::: The data :::

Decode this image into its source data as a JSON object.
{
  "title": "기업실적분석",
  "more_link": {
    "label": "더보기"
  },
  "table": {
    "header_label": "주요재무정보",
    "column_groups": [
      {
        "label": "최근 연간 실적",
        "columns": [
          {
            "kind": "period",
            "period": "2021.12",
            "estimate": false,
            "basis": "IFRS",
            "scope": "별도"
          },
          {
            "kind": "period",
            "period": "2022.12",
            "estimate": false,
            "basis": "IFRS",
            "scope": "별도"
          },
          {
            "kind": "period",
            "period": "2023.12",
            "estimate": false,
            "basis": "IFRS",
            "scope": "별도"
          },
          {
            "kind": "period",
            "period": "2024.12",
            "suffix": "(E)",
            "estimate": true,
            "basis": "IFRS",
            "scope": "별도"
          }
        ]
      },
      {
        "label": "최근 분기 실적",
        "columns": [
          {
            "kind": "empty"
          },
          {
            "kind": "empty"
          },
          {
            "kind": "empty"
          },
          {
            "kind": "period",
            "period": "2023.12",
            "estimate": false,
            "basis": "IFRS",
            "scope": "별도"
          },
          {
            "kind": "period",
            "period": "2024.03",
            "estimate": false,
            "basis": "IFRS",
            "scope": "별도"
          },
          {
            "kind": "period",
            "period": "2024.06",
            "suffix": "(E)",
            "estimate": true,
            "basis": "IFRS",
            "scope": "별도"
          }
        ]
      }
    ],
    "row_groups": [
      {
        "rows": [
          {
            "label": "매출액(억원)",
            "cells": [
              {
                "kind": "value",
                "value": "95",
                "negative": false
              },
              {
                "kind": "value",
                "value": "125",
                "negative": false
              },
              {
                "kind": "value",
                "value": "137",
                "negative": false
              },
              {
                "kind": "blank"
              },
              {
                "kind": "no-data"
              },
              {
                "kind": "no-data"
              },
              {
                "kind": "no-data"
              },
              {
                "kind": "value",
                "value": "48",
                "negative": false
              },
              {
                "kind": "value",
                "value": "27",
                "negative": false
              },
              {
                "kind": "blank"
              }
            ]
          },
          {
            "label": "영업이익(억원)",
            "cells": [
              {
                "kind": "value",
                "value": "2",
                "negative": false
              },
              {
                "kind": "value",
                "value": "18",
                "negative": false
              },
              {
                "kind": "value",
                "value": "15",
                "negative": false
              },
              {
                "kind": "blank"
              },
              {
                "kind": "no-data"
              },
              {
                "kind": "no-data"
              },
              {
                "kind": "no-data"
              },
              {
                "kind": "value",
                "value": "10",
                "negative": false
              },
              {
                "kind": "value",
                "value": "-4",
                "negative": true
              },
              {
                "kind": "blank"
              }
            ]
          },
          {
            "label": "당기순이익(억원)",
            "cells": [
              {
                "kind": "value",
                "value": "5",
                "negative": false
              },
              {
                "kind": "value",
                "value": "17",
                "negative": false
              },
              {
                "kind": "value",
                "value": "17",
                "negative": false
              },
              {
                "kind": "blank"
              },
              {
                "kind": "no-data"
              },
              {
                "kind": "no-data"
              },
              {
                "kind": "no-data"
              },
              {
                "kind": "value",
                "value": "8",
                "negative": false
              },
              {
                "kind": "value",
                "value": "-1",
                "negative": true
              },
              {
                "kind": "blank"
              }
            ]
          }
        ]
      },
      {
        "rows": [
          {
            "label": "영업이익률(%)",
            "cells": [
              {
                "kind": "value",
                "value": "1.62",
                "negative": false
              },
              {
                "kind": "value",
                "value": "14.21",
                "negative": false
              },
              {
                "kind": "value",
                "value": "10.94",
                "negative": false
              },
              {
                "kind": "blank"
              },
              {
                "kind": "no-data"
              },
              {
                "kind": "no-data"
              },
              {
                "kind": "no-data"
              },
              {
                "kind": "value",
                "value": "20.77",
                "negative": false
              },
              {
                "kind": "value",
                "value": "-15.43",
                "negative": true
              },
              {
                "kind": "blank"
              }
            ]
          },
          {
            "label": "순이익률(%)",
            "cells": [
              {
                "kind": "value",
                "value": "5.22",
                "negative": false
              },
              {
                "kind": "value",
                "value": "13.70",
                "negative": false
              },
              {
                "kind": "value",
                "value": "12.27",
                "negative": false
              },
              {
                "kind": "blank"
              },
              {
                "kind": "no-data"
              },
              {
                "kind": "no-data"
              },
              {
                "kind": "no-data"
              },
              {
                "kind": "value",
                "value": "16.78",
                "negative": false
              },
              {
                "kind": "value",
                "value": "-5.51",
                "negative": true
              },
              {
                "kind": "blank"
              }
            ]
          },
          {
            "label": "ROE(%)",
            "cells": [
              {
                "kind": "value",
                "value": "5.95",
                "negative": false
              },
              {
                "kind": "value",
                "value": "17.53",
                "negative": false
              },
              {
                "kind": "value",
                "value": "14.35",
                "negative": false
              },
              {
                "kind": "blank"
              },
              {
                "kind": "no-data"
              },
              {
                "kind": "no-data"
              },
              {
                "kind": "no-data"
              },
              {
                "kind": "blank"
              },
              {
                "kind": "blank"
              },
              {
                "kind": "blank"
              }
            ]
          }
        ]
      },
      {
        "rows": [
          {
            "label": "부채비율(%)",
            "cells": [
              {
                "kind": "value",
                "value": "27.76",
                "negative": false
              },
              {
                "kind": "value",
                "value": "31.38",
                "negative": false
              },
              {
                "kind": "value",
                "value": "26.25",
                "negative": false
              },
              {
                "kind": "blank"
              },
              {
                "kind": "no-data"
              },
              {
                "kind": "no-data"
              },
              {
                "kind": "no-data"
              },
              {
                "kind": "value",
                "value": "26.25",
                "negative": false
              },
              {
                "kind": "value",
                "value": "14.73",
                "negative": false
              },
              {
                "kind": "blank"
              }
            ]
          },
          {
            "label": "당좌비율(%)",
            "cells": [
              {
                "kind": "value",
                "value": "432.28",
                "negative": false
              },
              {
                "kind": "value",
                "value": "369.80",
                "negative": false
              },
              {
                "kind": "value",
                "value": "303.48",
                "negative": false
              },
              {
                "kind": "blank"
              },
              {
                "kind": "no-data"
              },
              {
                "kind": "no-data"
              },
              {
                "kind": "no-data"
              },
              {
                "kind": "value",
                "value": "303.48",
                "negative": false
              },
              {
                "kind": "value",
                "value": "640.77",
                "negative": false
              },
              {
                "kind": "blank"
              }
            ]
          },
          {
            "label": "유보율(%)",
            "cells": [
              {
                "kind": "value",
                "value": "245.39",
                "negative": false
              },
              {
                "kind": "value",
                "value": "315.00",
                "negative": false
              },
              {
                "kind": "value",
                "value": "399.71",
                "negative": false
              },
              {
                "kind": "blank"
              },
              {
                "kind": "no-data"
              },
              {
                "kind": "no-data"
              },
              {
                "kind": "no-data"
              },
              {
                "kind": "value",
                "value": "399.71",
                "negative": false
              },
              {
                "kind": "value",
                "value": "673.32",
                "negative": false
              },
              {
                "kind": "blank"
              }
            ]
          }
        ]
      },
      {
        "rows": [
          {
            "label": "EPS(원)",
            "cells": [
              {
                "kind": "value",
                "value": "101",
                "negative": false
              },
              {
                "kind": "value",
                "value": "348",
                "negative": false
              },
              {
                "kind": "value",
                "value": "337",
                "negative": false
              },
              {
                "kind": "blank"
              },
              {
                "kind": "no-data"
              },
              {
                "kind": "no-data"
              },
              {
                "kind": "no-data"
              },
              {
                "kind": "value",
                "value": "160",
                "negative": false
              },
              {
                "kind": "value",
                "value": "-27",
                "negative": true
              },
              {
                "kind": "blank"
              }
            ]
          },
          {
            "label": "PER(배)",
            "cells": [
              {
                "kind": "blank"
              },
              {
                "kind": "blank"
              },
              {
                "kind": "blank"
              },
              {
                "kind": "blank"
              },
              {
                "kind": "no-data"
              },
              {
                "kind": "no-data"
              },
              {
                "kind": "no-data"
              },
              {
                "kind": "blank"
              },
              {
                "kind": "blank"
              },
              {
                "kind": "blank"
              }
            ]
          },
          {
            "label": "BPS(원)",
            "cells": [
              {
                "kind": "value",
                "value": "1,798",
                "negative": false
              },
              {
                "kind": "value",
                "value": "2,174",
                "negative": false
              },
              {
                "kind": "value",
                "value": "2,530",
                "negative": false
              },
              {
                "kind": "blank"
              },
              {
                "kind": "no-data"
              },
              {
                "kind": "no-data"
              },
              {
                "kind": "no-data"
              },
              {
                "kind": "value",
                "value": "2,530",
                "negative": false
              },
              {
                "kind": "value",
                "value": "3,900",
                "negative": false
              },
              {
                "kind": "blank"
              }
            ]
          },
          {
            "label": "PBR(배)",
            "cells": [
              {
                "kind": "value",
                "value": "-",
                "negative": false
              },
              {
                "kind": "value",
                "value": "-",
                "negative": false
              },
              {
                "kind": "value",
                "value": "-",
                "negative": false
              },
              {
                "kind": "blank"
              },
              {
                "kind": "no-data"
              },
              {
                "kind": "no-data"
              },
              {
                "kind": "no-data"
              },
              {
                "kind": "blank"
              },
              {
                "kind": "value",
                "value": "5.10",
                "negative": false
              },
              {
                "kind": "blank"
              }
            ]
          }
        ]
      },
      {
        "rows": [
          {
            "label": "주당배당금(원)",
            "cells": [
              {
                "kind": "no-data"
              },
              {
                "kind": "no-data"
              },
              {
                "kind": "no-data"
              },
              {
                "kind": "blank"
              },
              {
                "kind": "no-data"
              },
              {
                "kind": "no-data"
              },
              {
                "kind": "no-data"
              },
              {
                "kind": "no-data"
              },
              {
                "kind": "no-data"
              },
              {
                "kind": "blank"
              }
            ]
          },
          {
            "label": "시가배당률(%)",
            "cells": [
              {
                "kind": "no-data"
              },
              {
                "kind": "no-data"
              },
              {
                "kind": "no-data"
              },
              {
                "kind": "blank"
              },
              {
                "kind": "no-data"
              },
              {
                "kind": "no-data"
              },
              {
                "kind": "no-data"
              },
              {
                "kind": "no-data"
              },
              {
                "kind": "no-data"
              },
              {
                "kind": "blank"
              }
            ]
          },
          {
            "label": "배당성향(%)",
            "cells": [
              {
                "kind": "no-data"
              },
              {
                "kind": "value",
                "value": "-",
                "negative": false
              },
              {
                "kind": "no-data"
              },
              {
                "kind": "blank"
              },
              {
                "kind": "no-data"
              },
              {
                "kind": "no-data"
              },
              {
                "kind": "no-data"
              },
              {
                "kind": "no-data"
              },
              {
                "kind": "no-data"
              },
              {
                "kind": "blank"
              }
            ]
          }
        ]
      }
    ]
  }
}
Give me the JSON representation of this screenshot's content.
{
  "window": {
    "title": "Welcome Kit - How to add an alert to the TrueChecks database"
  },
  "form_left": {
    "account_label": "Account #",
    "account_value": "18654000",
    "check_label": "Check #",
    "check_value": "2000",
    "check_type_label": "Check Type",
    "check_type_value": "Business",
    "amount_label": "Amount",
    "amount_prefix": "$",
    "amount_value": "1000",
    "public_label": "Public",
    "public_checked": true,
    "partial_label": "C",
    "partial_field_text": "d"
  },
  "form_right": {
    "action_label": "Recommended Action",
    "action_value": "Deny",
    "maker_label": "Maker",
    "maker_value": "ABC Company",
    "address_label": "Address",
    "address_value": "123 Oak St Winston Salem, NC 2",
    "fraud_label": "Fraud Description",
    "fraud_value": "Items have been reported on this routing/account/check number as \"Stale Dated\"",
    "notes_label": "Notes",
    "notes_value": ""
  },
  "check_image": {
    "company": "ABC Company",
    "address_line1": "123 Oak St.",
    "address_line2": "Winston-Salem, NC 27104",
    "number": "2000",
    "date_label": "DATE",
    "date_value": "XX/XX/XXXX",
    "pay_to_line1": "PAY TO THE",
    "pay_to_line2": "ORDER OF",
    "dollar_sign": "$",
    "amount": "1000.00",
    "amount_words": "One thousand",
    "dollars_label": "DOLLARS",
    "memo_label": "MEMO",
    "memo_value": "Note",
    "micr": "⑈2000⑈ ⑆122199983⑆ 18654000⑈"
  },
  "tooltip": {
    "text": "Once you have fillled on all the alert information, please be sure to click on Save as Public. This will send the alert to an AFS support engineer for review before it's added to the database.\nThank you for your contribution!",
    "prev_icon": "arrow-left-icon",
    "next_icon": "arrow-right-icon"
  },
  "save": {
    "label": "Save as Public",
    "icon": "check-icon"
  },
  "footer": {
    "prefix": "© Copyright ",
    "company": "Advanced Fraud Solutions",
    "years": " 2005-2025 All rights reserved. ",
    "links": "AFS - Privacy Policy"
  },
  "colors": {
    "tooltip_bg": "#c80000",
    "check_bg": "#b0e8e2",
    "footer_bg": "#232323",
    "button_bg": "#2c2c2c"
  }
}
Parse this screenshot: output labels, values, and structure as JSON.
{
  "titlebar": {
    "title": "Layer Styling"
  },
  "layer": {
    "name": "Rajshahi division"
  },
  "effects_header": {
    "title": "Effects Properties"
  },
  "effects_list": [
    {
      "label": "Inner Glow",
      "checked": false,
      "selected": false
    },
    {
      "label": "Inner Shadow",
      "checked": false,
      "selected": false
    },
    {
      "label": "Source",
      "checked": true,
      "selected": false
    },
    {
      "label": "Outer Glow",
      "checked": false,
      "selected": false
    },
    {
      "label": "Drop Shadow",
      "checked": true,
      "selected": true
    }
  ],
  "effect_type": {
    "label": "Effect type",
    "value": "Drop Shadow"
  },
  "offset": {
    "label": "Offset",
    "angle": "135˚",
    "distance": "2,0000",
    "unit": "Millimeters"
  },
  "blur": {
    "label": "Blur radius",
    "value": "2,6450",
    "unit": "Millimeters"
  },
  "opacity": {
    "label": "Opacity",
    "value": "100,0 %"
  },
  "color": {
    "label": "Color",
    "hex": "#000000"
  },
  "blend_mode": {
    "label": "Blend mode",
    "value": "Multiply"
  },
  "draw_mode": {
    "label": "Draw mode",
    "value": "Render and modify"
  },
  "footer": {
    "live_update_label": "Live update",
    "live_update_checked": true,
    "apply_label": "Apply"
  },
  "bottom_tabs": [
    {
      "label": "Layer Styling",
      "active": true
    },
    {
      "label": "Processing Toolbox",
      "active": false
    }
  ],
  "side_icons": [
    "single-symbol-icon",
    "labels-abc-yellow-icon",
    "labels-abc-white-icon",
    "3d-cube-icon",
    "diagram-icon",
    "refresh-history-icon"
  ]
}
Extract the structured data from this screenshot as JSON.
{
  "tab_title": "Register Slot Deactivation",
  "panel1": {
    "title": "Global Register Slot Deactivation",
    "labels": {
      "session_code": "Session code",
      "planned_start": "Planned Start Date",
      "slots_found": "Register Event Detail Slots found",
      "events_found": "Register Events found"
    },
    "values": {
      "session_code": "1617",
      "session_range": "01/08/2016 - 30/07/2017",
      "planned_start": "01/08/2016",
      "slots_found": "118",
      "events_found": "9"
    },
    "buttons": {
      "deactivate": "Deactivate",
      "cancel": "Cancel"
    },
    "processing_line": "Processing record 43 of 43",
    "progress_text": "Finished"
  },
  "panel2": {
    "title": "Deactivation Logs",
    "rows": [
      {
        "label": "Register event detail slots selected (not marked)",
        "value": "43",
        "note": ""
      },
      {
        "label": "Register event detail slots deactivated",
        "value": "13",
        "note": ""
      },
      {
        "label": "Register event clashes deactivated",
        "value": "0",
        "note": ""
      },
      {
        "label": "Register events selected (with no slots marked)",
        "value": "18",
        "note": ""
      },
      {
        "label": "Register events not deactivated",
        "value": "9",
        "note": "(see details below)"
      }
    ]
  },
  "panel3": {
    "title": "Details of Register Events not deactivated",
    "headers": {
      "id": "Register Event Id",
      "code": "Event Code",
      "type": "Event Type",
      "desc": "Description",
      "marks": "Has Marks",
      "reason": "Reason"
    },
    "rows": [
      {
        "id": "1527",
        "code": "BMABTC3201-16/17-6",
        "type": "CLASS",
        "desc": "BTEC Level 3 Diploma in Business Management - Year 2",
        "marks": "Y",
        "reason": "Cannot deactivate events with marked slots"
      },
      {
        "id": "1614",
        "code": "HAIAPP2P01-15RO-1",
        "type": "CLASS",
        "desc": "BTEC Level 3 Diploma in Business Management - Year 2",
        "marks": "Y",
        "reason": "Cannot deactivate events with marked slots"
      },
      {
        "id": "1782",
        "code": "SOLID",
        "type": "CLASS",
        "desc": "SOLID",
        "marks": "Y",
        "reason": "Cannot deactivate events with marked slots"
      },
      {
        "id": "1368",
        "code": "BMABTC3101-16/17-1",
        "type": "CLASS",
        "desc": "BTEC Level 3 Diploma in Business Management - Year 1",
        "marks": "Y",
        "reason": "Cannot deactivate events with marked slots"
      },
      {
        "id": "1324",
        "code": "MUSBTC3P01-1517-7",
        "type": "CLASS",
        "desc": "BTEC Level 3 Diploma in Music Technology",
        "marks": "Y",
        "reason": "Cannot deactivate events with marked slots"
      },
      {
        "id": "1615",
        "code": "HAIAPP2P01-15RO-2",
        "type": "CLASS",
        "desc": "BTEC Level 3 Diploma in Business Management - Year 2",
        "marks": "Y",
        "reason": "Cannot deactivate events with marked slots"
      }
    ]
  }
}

:::

### Exercise objective
Read through the data and copy every line where "deactivated" shows up.

### Result
        "label": "Register event detail slots deactivated",
        "label": "Register event clashes deactivated",
        "label": "Register events not deactivated",
    "title": "Details of Register Events not deactivated",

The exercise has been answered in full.